Which lines in the records below contain the word "color"? Copy each one out.

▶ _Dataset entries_
★ ★ ★ ★ ★ ★ ★

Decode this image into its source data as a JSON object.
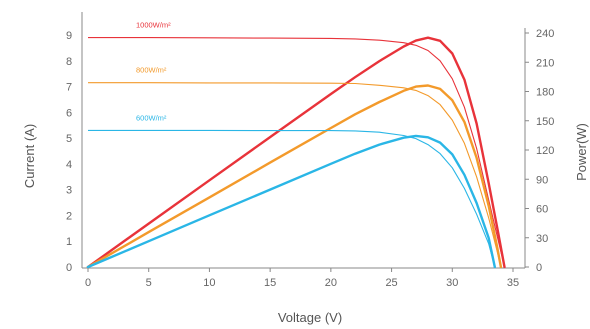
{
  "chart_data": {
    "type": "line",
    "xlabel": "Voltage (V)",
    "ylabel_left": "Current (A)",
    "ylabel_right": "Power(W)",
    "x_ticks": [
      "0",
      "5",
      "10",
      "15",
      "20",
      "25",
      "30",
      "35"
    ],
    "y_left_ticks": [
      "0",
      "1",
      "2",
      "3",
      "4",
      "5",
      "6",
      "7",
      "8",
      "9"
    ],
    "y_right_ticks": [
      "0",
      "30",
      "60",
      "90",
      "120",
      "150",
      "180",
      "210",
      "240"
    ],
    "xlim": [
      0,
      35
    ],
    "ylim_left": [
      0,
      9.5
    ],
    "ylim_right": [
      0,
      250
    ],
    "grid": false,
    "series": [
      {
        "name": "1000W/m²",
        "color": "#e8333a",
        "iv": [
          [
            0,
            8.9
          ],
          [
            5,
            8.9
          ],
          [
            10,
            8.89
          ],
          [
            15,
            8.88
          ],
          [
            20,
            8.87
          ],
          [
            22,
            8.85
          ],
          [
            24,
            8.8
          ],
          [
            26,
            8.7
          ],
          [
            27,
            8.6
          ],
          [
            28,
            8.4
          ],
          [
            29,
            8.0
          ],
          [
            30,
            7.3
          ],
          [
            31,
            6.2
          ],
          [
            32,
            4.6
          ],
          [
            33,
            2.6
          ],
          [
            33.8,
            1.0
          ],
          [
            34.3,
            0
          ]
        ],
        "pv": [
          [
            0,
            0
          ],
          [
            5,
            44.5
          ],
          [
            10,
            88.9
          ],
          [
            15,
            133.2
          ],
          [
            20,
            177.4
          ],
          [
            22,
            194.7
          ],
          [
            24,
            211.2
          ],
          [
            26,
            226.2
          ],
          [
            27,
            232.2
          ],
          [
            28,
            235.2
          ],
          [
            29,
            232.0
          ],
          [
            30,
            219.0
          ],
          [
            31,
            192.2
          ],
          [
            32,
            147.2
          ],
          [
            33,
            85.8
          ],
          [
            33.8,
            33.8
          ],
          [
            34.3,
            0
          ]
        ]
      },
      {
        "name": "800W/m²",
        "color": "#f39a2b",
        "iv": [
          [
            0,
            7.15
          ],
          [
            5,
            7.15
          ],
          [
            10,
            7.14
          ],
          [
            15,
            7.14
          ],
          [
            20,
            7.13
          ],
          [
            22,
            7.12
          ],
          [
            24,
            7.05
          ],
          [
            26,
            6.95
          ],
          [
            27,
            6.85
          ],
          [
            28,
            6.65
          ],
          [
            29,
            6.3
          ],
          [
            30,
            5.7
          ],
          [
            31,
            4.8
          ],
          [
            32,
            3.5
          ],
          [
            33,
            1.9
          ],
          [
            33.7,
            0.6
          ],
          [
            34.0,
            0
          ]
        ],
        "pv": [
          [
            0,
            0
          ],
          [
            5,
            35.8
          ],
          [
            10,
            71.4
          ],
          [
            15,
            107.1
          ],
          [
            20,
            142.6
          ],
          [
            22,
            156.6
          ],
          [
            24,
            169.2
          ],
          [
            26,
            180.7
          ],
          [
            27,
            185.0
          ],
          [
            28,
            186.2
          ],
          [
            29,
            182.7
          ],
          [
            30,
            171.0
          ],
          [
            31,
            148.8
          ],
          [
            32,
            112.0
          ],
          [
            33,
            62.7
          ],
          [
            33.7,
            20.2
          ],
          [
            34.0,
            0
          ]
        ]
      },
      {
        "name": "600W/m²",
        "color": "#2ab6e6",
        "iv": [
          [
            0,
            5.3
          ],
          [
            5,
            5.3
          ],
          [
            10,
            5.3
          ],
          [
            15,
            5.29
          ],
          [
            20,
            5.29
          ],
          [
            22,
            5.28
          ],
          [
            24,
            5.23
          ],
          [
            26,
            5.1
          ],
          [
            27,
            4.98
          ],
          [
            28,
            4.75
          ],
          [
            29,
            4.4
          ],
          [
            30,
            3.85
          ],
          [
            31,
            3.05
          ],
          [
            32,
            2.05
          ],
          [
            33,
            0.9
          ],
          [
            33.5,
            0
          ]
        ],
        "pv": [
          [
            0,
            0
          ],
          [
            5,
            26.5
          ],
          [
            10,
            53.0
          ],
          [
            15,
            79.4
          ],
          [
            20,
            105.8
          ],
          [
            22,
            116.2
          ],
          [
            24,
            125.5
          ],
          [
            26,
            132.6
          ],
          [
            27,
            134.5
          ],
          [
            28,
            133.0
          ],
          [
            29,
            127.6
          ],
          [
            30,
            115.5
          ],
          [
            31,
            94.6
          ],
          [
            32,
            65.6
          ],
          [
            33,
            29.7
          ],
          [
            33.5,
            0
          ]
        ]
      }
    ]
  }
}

★ ★ ★ ★ ★ ★ ★

▶ _THE REPLY_
        "color": "#e8333a",
        "color": "#f39a2b",
        "color": "#2ab6e6",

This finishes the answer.